- TASK TO CARRY OUT -
Search the material for the word "continuous" and report each line where it turns up.

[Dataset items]
───

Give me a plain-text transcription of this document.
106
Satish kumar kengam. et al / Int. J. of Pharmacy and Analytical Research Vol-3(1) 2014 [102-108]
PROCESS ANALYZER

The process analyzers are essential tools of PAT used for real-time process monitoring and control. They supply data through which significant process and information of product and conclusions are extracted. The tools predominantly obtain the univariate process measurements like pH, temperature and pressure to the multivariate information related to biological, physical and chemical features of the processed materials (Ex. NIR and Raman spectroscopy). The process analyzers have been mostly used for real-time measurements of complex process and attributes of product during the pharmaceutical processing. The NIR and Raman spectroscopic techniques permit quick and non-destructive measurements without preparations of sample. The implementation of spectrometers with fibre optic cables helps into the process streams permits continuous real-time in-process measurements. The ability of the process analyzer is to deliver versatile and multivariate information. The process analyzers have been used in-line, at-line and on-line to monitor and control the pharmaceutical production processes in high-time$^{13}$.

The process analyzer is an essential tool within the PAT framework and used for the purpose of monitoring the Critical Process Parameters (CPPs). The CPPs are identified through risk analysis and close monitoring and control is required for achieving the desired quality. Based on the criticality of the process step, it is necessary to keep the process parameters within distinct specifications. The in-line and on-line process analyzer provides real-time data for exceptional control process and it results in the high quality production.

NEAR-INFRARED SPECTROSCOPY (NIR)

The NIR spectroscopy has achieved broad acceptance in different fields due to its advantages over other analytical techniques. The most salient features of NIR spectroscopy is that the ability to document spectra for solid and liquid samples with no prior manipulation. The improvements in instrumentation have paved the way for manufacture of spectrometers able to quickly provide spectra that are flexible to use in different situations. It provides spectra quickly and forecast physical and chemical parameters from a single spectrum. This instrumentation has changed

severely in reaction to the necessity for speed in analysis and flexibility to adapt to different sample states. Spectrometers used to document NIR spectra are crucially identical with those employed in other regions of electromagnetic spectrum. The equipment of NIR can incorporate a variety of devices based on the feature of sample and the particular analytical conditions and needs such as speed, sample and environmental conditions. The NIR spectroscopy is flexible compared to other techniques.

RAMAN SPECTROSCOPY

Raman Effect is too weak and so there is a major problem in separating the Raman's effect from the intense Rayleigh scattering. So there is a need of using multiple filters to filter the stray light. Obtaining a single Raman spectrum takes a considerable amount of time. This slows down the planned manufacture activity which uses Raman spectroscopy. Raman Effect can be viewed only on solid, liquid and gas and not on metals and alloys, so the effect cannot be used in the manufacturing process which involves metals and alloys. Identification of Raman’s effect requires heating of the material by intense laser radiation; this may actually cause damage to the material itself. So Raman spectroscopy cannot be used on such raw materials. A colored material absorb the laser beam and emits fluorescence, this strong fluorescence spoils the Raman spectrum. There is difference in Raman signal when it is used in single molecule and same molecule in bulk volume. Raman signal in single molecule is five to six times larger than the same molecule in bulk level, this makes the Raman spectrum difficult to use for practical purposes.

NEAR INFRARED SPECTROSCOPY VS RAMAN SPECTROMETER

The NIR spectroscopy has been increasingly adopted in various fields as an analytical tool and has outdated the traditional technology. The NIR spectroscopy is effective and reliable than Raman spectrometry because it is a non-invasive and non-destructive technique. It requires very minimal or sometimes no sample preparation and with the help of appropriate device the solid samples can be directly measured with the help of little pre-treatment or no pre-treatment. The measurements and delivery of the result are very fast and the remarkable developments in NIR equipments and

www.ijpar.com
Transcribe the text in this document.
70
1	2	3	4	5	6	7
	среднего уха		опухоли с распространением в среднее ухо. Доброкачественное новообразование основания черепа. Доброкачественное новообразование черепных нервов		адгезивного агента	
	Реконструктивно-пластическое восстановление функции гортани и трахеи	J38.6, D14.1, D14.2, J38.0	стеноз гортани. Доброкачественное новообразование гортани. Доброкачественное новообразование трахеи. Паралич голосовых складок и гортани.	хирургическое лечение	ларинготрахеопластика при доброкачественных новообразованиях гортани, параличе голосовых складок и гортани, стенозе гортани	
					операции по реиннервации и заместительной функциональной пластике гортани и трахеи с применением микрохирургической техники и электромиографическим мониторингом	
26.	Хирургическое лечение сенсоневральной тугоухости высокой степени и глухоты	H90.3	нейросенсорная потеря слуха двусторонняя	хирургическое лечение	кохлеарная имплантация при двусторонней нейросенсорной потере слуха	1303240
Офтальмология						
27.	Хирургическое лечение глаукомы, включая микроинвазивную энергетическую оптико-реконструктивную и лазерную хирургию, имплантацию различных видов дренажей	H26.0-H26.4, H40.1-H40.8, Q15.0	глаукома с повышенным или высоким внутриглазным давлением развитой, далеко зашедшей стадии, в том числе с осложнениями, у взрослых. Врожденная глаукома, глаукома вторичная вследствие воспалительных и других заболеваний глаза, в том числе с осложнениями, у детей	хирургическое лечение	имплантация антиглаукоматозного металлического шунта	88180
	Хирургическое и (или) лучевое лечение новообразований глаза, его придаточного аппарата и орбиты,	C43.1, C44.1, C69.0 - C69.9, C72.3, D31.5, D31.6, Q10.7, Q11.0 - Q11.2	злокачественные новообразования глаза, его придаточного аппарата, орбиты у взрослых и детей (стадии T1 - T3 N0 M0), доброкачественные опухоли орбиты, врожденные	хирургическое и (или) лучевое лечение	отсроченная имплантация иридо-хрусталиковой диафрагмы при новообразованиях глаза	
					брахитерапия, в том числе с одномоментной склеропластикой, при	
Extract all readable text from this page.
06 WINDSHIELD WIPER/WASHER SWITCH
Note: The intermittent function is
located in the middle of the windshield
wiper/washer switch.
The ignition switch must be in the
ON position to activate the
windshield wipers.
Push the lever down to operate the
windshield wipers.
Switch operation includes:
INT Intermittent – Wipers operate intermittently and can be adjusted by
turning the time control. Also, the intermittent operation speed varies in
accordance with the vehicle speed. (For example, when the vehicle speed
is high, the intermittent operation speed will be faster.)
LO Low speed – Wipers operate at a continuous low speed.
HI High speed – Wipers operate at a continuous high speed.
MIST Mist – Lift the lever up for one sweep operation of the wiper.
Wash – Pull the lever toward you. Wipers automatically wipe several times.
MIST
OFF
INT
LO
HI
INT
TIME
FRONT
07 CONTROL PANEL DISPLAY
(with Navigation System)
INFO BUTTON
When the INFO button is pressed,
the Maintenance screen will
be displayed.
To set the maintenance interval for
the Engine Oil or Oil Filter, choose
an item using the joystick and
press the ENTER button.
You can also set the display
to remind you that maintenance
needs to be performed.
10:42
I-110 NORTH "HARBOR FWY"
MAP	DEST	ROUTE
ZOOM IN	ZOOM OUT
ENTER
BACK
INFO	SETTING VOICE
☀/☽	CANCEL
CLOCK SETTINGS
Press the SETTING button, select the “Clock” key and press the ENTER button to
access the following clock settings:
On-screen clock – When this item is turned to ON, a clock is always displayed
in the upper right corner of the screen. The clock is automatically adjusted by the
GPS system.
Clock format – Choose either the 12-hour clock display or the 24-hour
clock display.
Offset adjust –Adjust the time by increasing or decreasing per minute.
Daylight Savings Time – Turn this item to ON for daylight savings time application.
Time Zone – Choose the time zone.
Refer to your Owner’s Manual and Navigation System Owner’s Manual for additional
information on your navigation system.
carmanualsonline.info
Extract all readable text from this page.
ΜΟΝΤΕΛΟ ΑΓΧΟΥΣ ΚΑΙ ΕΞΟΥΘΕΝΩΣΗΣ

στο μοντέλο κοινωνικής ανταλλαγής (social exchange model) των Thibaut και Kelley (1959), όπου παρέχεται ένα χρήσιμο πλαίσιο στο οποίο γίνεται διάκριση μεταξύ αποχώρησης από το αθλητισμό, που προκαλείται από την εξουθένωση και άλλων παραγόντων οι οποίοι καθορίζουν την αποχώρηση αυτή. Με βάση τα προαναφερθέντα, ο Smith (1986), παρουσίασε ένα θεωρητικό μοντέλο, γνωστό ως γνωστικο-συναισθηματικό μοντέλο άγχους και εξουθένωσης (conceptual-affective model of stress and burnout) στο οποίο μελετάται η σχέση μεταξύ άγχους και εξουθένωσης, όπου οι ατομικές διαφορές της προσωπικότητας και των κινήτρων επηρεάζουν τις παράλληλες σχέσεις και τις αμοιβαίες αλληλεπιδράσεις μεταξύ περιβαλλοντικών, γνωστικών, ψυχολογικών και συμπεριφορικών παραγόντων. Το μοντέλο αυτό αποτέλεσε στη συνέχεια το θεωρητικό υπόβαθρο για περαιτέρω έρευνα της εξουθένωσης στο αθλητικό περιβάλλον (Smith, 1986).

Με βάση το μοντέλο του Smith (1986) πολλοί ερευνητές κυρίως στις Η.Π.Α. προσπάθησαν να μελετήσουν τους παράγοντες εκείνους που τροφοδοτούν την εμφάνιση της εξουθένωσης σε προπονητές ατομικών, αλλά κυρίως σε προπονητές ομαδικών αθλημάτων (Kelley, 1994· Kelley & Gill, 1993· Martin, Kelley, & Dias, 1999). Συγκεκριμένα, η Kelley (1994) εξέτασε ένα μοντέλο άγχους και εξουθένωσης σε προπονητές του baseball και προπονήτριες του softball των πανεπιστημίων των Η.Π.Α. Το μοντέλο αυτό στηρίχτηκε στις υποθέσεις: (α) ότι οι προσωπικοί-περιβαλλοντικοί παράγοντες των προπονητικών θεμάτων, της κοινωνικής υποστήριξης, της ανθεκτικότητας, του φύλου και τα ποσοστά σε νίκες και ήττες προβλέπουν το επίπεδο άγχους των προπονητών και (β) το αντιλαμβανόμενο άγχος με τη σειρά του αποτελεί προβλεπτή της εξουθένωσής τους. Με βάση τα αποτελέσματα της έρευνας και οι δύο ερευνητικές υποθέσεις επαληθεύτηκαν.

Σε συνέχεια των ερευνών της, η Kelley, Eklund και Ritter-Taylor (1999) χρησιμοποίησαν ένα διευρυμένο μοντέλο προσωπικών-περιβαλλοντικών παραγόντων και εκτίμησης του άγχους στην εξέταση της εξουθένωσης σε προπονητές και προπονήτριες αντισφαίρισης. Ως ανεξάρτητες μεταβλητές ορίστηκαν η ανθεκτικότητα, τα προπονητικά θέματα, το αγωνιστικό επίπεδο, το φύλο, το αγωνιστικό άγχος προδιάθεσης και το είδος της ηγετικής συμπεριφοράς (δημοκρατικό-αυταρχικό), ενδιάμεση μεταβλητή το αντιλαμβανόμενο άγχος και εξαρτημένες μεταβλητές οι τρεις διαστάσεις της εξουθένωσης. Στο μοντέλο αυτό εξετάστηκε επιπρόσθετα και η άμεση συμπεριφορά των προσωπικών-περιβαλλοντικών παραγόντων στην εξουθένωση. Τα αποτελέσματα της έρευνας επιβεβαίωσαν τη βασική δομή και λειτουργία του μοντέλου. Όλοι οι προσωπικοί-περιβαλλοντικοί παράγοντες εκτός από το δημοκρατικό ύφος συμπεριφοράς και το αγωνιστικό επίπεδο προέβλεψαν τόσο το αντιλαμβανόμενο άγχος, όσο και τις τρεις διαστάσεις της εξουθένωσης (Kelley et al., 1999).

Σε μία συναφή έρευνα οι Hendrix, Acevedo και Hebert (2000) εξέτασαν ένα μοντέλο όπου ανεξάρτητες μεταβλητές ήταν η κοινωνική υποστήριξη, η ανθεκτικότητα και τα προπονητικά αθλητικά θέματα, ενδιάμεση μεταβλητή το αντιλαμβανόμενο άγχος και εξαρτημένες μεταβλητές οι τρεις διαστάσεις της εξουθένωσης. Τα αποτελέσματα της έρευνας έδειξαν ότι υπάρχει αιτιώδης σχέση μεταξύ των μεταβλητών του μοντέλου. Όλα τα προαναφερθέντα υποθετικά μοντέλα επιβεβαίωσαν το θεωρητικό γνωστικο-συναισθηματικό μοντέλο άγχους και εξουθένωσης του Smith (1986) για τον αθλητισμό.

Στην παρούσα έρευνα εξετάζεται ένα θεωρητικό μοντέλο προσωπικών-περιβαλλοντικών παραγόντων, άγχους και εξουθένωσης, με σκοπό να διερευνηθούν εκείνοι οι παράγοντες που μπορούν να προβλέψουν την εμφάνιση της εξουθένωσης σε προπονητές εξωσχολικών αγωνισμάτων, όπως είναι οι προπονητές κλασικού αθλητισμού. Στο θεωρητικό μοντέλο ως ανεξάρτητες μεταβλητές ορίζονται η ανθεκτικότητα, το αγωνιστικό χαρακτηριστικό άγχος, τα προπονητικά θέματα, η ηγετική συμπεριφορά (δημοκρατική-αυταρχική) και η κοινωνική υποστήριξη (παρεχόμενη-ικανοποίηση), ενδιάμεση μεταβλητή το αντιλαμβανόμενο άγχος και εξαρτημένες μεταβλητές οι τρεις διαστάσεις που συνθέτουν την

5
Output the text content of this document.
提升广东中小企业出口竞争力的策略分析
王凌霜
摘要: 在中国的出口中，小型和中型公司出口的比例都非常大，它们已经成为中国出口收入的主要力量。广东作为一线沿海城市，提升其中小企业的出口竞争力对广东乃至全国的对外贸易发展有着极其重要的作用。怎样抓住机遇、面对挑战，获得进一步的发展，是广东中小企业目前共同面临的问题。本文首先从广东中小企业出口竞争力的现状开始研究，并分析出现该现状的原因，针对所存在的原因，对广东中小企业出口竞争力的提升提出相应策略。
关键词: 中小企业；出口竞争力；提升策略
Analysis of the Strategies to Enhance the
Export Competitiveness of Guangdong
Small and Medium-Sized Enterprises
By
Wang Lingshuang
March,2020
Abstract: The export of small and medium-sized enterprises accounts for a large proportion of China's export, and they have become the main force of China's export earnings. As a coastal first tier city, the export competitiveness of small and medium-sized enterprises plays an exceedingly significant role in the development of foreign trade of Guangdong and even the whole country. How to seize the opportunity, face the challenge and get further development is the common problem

───

- ANSWER -
The process analyzers are essential tools of PAT used for real-time process monitoring and control. They supply data through which significant process and information of product and conclusions are extracted. The tools predominantly obtain the univariate process measurements like pH, temperature and pressure to the multivariate information related to biological, physical and chemical features of the processed materials (Ex. NIR and Raman spectroscopy). The process analyzers have been mostly used for real-time measurements of complex process and attributes of product during the pharmaceutical processing. The NIR and Raman spectroscopic techniques permit quick and non-destructive measurements without preparations of sample. The implementation of spectrometers with fibre optic cables helps into the process streams permits continuous real-time in-process measurements. The ability of the process analyzer is to deliver versatile and multivariate information. The process analyzers have been used in-line, at-line and on-line to monitor and control the pharmaceutical production processes in high-time$^{13}$.
LO Low speed – Wipers operate at a continuous low speed.
HI High speed – Wipers operate at a continuous high speed.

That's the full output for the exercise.